Problem statement: Write out the data below in full. Keep it exact.

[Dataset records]
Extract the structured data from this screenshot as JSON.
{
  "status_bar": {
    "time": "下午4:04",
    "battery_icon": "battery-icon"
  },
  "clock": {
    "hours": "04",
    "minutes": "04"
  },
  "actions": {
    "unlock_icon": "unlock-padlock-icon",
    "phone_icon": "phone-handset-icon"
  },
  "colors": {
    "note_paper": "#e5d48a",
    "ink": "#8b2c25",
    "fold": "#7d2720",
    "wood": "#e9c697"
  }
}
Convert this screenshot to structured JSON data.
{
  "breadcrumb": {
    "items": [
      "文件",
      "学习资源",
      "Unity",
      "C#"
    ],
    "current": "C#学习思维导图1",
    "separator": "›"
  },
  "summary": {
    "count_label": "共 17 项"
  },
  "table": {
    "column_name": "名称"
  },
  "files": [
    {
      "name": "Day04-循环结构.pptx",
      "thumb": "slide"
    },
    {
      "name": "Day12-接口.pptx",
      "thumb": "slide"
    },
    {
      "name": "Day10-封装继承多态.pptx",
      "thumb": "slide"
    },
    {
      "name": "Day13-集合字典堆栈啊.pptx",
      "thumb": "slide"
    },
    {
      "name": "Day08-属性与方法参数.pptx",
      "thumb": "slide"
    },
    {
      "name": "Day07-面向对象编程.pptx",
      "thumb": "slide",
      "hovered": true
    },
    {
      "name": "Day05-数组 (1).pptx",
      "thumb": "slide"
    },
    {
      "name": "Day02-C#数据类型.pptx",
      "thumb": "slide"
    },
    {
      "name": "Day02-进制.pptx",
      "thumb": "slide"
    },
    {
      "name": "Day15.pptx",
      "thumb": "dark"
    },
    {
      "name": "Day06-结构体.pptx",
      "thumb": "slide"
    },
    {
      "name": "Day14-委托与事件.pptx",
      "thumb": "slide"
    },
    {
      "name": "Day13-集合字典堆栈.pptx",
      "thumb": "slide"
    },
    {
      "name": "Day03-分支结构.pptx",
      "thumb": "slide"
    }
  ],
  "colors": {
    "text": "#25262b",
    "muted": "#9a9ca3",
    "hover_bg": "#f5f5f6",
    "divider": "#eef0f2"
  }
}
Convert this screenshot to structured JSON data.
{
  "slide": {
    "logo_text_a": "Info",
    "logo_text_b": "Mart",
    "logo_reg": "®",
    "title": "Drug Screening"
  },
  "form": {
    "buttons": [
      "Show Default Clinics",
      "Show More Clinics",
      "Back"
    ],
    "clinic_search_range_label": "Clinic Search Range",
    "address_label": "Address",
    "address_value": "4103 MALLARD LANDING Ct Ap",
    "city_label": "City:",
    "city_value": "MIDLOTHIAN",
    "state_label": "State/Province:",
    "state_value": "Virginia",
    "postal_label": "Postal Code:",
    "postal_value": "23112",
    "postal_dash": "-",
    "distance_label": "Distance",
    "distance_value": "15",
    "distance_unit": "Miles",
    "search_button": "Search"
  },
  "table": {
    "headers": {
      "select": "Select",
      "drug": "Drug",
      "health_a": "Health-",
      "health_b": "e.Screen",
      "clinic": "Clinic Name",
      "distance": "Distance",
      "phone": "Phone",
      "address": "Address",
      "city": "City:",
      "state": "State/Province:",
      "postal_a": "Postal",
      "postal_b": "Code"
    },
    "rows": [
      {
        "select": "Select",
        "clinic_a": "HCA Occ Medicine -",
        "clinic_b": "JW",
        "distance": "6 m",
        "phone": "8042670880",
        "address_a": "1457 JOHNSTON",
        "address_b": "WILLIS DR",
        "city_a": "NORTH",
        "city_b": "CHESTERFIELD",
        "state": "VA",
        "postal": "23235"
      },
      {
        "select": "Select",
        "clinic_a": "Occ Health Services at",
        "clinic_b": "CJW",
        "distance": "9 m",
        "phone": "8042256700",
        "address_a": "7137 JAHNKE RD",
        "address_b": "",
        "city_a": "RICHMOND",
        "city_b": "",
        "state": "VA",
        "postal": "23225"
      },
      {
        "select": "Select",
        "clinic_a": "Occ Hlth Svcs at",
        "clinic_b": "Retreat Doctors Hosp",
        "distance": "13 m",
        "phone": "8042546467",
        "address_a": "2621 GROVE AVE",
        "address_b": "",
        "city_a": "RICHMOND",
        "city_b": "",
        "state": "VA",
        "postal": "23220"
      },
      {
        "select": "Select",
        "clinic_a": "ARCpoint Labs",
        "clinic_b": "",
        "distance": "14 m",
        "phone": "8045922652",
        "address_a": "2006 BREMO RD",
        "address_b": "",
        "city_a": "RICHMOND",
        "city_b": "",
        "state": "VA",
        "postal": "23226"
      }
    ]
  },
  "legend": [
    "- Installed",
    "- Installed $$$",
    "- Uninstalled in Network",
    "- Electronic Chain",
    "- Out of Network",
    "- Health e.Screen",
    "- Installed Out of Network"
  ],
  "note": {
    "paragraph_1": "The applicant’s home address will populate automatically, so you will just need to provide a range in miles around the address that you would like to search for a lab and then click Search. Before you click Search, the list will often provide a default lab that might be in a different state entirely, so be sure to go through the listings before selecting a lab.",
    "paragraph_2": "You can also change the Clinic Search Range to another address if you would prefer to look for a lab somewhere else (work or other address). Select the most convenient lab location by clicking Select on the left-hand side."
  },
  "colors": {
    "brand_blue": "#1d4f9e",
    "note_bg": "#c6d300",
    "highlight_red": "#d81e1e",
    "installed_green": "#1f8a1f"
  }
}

Solution:
Extract the structured data from this screenshot as JSON.
{
  "status_bar": {
    "time": "下午4:04",
    "battery_icon": "battery-icon"
  },
  "clock": {
    "hours": "04",
    "minutes": "04"
  },
  "actions": {
    "unlock_icon": "unlock-padlock-icon",
    "phone_icon": "phone-handset-icon"
  },
  "colors": {
    "note_paper": "#e5d48a",
    "ink": "#8b2c25",
    "fold": "#7d2720",
    "wood": "#e9c697"
  }
}
Convert this screenshot to structured JSON data.
{
  "breadcrumb": {
    "items": [
      "文件",
      "学习资源",
      "Unity",
      "C#"
    ],
    "current": "C#学习思维导图1",
    "separator": "›"
  },
  "summary": {
    "count_label": "共 17 项"
  },
  "table": {
    "column_name": "名称"
  },
  "files": [
    {
      "name": "Day04-循环结构.pptx",
      "thumb": "slide"
    },
    {
      "name": "Day12-接口.pptx",
      "thumb": "slide"
    },
    {
      "name": "Day10-封装继承多态.pptx",
      "thumb": "slide"
    },
    {
      "name": "Day13-集合字典堆栈啊.pptx",
      "thumb": "slide"
    },
    {
      "name": "Day08-属性与方法参数.pptx",
      "thumb": "slide"
    },
    {
      "name": "Day07-面向对象编程.pptx",
      "thumb": "slide",
      "hovered": true
    },
    {
      "name": "Day05-数组 (1).pptx",
      "thumb": "slide"
    },
    {
      "name": "Day02-C#数据类型.pptx",
      "thumb": "slide"
    },
    {
      "name": "Day02-进制.pptx",
      "thumb": "slide"
    },
    {
      "name": "Day15.pptx",
      "thumb": "dark"
    },
    {
      "name": "Day06-结构体.pptx",
      "thumb": "slide"
    },
    {
      "name": "Day14-委托与事件.pptx",
      "thumb": "slide"
    },
    {
      "name": "Day13-集合字典堆栈.pptx",
      "thumb": "slide"
    },
    {
      "name": "Day03-分支结构.pptx",
      "thumb": "slide"
    }
  ],
  "colors": {
    "text": "#25262b",
    "muted": "#9a9ca3",
    "hover_bg": "#f5f5f6",
    "divider": "#eef0f2"
  }
}
Convert this screenshot to structured JSON data.
{
  "slide": {
    "logo_text_a": "Info",
    "logo_text_b": "Mart",
    "logo_reg": "®",
    "title": "Drug Screening"
  },
  "form": {
    "buttons": [
      "Show Default Clinics",
      "Show More Clinics",
      "Back"
    ],
    "clinic_search_range_label": "Clinic Search Range",
    "address_label": "Address",
    "address_value": "4103 MALLARD LANDING Ct Ap",
    "city_label": "City:",
    "city_value": "MIDLOTHIAN",
    "state_label": "State/Province:",
    "state_value": "Virginia",
    "postal_label": "Postal Code:",
    "postal_value": "23112",
    "postal_dash": "-",
    "distance_label": "Distance",
    "distance_value": "15",
    "distance_unit": "Miles",
    "search_button": "Search"
  },
  "table": {
    "headers": {
      "select": "Select",
      "drug": "Drug",
      "health_a": "Health-",
      "health_b": "e.Screen",
      "clinic": "Clinic Name",
      "distance": "Distance",
      "phone": "Phone",
      "address": "Address",
      "city": "City:",
      "state": "State/Province:",
      "postal_a": "Postal",
      "postal_b": "Code"
    },
    "rows": [
      {
        "select": "Select",
        "clinic_a": "HCA Occ Medicine -",
        "clinic_b": "JW",
        "distance": "6 m",
        "phone": "8042670880",
        "address_a": "1457 JOHNSTON",
        "address_b": "WILLIS DR",
        "city_a": "NORTH",
        "city_b": "CHESTERFIELD",
        "state": "VA",
        "postal": "23235"
      },
      {
        "select": "Select",
        "clinic_a": "Occ Health Services at",
        "clinic_b": "CJW",
        "distance": "9 m",
        "phone": "8042256700",
        "address_a": "7137 JAHNKE RD",
        "address_b": "",
        "city_a": "RICHMOND",
        "city_b": "",
        "state": "VA",
        "postal": "23225"
      },
      {
        "select": "Select",
        "clinic_a": "Occ Hlth Svcs at",
        "clinic_b": "Retreat Doctors Hosp",
        "distance": "13 m",
        "phone": "8042546467",
        "address_a": "2621 GROVE AVE",
        "address_b": "",
        "city_a": "RICHMOND",
        "city_b": "",
        "state": "VA",
        "postal": "23220"
      },
      {
        "select": "Select",
        "clinic_a": "ARCpoint Labs",
        "clinic_b": "",
        "distance": "14 m",
        "phone": "8045922652",
        "address_a": "2006 BREMO RD",
        "address_b": "",
        "city_a": "RICHMOND",
        "city_b": "",
        "state": "VA",
        "postal": "23226"
      }
    ]
  },
  "legend": [
    "- Installed",
    "- Installed $$$",
    "- Uninstalled in Network",
    "- Electronic Chain",
    "- Out of Network",
    "- Health e.Screen",
    "- Installed Out of Network"
  ],
  "note": {
    "paragraph_1": "The applicant’s home address will populate automatically, so you will just need to provide a range in miles around the address that you would like to search for a lab and then click Search. Before you click Search, the list will often provide a default lab that might be in a different state entirely, so be sure to go through the listings before selecting a lab.",
    "paragraph_2": "You can also change the Clinic Search Range to another address if you would prefer to look for a lab somewhere else (work or other address). Select the most convenient lab location by clicking Select on the left-hand side."
  },
  "colors": {
    "brand_blue": "#1d4f9e",
    "note_bg": "#c6d300",
    "highlight_red": "#d81e1e",
    "installed_green": "#1f8a1f"
  }
}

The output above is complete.